### Stored rows
--- BEGIN ---

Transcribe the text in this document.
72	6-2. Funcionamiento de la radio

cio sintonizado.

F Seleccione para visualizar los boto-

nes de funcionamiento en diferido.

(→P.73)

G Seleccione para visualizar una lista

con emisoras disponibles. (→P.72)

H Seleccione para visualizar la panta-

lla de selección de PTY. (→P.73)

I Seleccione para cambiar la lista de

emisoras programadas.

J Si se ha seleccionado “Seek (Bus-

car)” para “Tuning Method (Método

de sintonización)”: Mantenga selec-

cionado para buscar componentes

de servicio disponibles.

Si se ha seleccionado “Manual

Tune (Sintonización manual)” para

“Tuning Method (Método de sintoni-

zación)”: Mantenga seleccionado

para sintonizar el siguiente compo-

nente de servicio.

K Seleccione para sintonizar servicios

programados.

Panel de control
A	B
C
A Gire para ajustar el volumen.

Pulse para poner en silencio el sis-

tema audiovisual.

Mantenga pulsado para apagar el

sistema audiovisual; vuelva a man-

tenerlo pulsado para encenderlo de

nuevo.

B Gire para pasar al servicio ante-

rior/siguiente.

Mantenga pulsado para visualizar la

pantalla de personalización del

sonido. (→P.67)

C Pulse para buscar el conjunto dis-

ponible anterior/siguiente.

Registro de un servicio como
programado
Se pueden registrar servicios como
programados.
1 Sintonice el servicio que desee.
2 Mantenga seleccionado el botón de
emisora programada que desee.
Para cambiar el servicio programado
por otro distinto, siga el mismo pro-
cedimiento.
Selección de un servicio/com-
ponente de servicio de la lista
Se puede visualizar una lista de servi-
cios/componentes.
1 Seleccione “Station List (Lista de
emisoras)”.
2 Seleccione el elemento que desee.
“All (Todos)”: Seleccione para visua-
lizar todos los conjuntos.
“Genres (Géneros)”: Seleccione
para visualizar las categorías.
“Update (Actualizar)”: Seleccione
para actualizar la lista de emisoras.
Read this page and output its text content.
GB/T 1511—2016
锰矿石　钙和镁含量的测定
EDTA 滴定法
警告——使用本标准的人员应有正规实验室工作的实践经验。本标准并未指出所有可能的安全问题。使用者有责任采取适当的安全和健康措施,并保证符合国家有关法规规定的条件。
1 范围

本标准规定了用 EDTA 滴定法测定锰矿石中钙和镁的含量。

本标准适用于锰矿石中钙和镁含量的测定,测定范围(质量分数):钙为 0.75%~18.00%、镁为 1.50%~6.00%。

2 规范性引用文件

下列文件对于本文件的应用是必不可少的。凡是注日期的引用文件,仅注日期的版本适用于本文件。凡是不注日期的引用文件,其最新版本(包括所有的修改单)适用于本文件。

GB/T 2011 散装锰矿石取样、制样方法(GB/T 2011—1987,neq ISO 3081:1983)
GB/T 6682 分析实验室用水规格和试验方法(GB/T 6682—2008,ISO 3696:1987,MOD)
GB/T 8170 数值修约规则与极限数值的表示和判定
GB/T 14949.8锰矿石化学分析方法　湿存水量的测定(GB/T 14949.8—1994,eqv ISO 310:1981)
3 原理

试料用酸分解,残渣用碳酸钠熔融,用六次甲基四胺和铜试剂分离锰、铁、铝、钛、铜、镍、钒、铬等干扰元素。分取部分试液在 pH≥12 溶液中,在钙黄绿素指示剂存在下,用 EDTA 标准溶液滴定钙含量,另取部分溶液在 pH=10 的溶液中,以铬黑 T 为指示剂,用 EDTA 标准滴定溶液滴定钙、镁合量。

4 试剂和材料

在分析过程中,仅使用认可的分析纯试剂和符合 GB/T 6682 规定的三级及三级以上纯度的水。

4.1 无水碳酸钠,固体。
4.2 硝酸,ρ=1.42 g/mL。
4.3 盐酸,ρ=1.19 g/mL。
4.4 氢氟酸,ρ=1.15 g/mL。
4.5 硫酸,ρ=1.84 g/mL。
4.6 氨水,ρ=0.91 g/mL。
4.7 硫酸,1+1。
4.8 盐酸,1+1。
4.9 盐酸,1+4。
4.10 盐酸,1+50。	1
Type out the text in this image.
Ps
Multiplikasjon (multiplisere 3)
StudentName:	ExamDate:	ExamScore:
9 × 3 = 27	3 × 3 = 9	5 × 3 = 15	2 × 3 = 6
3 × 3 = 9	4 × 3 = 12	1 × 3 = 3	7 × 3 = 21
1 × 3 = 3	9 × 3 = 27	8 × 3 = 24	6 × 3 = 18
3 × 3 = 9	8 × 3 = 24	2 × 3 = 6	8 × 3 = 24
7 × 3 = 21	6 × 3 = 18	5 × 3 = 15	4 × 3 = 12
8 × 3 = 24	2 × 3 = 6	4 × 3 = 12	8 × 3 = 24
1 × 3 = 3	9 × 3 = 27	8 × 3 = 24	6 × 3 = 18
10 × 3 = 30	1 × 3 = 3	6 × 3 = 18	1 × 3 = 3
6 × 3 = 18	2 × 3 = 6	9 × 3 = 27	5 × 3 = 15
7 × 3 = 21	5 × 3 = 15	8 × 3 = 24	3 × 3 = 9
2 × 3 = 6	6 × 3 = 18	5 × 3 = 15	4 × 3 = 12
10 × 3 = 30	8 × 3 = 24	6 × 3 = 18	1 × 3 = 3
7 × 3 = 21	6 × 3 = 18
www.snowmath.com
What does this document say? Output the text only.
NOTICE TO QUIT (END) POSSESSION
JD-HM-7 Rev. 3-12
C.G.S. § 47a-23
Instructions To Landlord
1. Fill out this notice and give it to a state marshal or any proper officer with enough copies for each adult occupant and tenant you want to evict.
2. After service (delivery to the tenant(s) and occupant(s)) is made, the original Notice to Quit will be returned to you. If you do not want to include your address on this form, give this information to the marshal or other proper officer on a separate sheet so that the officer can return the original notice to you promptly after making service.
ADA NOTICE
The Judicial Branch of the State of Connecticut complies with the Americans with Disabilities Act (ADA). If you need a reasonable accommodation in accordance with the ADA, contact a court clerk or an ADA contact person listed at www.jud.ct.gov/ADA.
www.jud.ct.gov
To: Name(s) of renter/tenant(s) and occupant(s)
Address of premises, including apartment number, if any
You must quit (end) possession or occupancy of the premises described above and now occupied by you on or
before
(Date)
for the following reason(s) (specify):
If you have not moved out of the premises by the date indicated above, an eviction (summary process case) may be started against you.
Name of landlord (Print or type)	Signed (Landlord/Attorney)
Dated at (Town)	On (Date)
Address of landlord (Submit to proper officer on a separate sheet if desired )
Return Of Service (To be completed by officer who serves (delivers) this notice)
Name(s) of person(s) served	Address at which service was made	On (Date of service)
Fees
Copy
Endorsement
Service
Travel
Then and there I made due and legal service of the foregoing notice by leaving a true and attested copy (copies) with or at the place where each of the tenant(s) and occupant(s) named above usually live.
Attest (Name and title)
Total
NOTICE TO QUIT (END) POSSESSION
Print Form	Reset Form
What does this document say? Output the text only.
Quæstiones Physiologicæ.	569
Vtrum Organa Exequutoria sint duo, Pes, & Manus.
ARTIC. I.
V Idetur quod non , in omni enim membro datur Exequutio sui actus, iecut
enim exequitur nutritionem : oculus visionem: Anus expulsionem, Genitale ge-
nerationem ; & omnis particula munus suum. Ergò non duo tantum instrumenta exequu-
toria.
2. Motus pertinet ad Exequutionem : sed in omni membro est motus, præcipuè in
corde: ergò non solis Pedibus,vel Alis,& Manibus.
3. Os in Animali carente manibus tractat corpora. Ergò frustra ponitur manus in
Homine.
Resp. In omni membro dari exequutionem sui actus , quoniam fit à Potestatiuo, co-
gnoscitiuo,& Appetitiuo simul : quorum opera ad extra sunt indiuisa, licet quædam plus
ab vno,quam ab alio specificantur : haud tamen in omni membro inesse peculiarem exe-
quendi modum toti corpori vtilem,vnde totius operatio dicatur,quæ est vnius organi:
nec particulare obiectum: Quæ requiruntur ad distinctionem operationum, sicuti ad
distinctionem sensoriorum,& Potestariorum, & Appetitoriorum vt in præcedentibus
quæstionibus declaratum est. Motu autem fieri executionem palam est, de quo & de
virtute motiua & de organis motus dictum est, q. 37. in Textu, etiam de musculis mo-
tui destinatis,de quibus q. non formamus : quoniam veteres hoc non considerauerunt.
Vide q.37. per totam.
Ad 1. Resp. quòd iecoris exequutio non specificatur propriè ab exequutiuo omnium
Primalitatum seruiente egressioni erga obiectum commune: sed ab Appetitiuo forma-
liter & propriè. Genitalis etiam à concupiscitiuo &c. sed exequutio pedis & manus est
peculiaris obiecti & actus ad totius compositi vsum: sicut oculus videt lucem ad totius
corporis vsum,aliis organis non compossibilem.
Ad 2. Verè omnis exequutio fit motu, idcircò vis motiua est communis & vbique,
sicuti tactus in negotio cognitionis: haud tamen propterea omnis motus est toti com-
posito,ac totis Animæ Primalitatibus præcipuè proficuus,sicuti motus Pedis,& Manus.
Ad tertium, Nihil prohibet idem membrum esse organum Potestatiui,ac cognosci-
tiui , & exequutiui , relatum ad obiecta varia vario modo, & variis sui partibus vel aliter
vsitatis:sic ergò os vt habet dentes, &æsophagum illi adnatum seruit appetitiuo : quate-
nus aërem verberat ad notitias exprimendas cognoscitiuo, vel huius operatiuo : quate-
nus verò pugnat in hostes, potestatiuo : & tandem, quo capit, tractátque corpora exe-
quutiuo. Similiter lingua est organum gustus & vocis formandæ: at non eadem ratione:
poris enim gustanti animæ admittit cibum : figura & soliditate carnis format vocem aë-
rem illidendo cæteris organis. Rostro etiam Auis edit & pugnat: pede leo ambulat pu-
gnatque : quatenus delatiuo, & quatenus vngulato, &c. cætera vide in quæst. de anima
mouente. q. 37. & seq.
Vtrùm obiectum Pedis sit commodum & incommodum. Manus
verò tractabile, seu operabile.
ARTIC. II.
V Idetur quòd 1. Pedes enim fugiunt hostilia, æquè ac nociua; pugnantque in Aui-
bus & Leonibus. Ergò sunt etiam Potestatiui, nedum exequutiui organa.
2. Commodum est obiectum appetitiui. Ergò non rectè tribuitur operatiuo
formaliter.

--- END ---

### Requirement
Out of the records, collect only those lines that contain the string "Gire".

### Reply to the exercise
A Gire para ajustar el volumen.
B Gire para pasar al servicio ante-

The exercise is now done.